Source material
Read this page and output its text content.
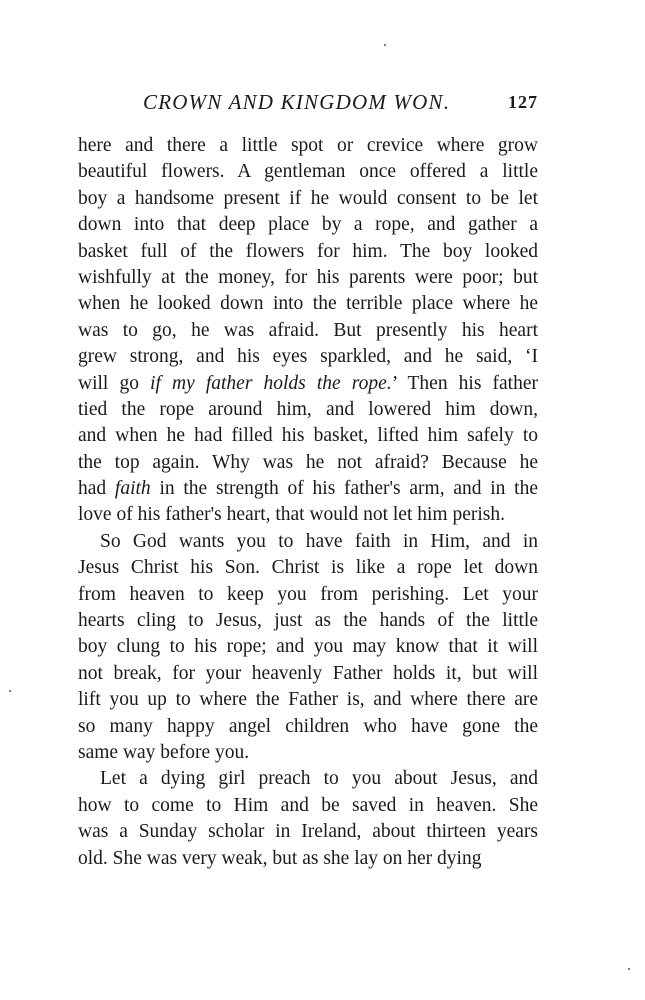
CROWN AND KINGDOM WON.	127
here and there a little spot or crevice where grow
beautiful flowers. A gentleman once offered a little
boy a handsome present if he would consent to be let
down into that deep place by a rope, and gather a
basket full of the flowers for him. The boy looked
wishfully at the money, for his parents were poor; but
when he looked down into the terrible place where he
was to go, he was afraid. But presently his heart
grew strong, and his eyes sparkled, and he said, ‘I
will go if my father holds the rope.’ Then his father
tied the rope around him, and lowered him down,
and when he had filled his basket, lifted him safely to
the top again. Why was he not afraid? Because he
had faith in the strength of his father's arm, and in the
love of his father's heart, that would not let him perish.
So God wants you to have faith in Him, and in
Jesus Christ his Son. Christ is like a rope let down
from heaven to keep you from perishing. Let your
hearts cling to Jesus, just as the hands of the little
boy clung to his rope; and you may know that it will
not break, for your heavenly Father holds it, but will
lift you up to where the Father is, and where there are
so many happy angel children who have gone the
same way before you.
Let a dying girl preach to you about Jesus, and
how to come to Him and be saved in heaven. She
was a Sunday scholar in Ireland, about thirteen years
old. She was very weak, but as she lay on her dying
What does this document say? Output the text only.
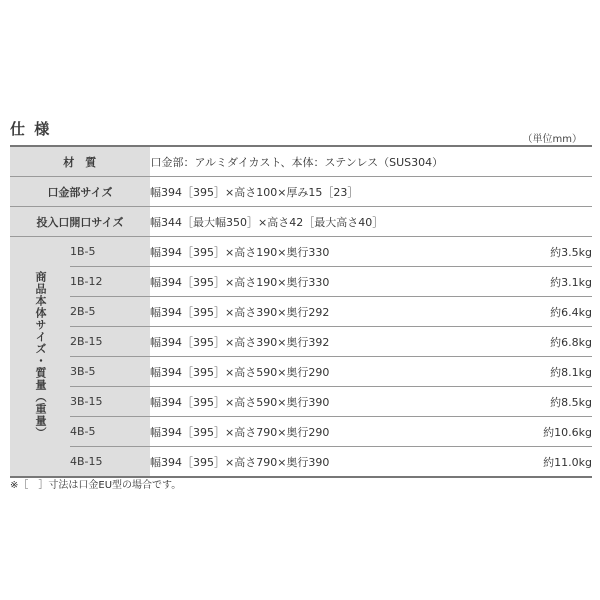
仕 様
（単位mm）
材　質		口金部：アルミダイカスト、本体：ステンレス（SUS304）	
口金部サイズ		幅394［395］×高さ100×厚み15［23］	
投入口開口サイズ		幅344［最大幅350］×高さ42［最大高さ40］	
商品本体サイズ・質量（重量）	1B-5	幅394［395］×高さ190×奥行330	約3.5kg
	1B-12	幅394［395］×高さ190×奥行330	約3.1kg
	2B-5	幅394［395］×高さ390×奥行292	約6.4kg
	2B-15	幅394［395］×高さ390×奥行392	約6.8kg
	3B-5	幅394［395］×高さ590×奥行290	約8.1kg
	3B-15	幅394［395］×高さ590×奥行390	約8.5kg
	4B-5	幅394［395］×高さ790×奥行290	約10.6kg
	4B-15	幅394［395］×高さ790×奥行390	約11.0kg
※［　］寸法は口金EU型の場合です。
==
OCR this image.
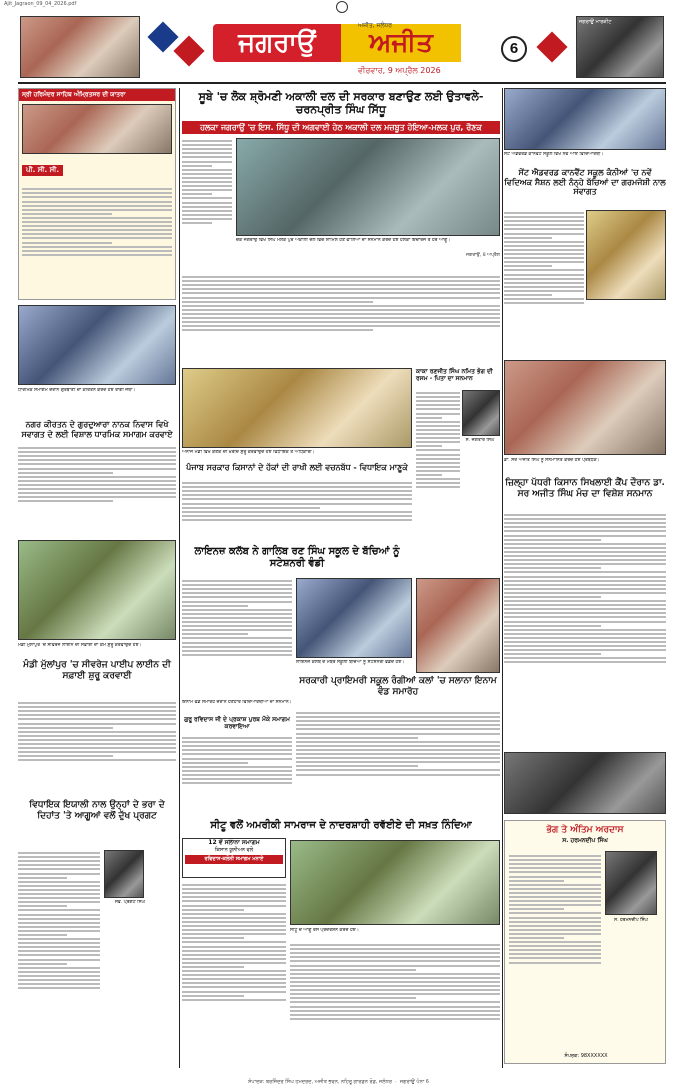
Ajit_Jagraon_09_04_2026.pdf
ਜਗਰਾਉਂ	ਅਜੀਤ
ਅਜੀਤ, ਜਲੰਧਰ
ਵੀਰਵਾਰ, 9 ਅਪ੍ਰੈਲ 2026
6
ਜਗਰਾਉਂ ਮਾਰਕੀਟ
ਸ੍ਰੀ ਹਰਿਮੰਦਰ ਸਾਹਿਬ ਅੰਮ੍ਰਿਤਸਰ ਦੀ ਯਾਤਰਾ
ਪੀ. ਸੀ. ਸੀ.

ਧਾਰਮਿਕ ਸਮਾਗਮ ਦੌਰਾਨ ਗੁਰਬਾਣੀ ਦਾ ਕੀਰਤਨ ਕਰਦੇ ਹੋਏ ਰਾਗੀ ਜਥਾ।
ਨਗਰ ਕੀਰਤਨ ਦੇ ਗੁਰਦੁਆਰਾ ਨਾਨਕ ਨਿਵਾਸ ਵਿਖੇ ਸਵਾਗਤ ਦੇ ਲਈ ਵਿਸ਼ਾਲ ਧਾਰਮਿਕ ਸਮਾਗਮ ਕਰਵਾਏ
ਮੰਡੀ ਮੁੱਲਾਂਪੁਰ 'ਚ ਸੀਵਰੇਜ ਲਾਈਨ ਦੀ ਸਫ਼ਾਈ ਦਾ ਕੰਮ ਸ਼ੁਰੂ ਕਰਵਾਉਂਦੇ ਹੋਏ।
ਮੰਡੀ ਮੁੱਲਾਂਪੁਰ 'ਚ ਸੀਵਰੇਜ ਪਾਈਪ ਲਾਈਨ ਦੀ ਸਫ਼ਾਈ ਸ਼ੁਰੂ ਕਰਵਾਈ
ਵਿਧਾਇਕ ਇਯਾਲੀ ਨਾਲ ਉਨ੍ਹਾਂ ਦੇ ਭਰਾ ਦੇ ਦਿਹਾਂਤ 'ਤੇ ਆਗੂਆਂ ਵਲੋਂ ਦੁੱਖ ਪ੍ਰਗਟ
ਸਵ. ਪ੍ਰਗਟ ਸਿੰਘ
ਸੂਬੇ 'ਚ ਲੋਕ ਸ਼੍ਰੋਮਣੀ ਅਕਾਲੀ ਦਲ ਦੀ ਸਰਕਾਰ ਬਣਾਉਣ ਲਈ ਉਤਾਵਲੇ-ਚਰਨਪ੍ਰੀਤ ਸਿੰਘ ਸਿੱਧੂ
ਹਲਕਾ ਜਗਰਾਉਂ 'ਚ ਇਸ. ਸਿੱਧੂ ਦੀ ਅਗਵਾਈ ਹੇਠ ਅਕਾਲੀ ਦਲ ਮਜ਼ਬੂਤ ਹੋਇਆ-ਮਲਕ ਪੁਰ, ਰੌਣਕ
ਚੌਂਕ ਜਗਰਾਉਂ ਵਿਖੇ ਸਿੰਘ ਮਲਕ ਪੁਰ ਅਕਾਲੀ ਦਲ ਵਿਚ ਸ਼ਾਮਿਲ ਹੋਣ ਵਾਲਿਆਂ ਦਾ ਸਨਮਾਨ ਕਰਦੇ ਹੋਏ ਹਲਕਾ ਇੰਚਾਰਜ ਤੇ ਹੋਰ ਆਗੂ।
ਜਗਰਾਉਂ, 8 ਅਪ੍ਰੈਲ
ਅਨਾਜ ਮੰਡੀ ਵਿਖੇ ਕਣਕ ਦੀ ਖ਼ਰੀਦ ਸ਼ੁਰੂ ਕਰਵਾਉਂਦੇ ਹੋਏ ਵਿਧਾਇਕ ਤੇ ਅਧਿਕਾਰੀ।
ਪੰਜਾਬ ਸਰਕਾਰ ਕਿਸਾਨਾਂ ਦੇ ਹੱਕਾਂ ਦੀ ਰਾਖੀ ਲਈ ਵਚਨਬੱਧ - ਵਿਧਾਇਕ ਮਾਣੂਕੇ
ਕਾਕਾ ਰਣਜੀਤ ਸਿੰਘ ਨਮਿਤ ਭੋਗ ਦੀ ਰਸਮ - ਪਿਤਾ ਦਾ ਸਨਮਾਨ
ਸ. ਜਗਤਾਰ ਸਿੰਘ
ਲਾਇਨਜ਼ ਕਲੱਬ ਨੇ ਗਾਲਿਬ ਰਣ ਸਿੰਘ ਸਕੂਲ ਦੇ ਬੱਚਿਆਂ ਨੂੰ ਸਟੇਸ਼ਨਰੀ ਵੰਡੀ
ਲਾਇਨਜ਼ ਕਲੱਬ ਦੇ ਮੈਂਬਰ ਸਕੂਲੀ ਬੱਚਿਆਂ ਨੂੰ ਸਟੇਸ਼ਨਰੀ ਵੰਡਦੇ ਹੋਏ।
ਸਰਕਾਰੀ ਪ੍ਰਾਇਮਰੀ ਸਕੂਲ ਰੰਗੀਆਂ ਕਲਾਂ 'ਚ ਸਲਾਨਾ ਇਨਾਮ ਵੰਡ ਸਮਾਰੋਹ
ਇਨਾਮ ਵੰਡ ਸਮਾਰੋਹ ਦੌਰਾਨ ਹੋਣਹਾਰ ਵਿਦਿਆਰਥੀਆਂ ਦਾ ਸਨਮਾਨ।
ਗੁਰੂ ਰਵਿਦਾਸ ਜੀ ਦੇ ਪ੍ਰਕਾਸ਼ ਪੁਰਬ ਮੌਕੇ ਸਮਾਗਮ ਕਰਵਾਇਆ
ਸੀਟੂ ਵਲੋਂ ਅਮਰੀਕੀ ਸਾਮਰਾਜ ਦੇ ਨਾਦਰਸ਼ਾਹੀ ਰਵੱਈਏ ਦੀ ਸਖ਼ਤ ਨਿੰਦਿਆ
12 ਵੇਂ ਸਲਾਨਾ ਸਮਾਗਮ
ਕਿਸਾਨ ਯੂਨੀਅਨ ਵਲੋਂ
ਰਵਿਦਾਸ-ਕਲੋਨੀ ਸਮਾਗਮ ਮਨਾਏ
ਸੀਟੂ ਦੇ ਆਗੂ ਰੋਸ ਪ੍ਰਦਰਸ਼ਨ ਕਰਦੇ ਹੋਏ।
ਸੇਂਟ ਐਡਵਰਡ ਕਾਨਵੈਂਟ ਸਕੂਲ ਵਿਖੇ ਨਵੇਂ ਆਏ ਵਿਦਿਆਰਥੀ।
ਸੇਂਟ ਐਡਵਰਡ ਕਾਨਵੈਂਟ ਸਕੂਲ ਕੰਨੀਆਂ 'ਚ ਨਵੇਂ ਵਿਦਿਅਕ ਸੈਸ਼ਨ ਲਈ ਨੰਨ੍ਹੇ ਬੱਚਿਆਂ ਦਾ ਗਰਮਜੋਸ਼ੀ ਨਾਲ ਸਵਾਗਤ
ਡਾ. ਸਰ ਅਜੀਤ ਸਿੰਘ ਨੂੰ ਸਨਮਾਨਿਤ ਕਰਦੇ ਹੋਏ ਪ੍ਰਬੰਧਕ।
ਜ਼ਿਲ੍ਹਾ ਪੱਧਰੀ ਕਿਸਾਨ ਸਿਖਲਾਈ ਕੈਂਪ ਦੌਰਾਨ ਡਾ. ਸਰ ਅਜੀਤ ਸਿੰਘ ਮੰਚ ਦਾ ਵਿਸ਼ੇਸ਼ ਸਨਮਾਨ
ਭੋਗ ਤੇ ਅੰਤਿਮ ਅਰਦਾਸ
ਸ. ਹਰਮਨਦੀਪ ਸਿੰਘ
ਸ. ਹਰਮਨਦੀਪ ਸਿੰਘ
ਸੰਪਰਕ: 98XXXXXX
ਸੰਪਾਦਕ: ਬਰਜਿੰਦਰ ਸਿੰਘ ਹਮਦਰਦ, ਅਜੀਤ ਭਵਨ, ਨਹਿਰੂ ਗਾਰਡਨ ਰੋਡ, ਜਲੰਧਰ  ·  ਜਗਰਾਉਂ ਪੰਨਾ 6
---
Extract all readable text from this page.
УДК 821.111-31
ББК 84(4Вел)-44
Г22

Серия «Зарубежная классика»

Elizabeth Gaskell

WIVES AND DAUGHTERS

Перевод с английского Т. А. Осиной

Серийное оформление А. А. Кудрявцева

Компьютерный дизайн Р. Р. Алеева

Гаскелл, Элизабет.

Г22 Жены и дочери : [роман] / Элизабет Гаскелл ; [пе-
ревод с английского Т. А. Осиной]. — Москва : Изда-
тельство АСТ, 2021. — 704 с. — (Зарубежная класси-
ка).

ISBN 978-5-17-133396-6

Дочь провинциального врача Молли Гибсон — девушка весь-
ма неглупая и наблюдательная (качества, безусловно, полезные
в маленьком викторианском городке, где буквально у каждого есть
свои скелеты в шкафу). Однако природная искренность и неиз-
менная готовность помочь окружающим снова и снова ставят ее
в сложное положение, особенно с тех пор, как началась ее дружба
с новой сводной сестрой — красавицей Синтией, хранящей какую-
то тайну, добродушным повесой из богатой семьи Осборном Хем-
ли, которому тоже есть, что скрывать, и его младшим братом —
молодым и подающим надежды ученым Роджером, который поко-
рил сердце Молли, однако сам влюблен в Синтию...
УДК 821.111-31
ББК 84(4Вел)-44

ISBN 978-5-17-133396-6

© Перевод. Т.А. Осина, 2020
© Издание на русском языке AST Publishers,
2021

What to produce
Pull out all lines containing "rope".

Result of this task
down into that deep place by a rope, and gather a
will go if my father holds the rope.’ Then his father
tied the rope around him, and lowered him down,
Jesus Christ his Son. Christ is like a rope let down
boy clung to his rope; and you may know that it will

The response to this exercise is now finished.